(Figure record extracts)
========
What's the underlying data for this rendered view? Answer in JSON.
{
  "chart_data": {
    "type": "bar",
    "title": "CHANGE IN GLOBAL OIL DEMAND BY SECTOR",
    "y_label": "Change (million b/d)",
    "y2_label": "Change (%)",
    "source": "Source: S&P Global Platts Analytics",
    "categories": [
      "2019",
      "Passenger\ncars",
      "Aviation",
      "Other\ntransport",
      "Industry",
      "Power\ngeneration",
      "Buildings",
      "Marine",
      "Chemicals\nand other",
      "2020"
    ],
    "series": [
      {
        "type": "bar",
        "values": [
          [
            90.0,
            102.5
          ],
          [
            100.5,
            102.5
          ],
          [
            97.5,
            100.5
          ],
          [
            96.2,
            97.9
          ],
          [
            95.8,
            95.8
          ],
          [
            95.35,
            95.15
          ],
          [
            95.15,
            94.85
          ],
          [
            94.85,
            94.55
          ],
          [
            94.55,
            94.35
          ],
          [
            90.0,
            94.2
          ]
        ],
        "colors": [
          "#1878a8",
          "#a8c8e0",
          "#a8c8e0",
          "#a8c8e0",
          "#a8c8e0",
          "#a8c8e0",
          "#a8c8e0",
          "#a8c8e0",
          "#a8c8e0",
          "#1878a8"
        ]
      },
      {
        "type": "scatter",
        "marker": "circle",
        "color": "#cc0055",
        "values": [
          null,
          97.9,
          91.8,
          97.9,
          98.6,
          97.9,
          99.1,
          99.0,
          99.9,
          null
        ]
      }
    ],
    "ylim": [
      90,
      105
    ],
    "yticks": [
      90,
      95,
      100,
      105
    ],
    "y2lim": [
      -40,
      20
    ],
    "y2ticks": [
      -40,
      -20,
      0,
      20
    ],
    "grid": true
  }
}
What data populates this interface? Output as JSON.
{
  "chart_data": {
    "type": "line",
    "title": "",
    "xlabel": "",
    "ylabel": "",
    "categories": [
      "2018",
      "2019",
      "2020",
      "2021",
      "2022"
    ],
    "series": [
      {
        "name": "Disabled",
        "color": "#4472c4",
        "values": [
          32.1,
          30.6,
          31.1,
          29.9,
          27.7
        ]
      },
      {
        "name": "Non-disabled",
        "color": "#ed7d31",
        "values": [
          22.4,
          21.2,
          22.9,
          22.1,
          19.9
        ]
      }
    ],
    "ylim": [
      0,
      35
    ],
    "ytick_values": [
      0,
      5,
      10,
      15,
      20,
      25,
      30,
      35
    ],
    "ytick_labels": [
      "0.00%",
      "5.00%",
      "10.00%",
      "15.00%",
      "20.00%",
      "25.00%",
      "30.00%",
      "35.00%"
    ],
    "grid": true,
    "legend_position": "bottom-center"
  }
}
========
State how many lines above include the word "JSON", and nothing more.

(The reply) 2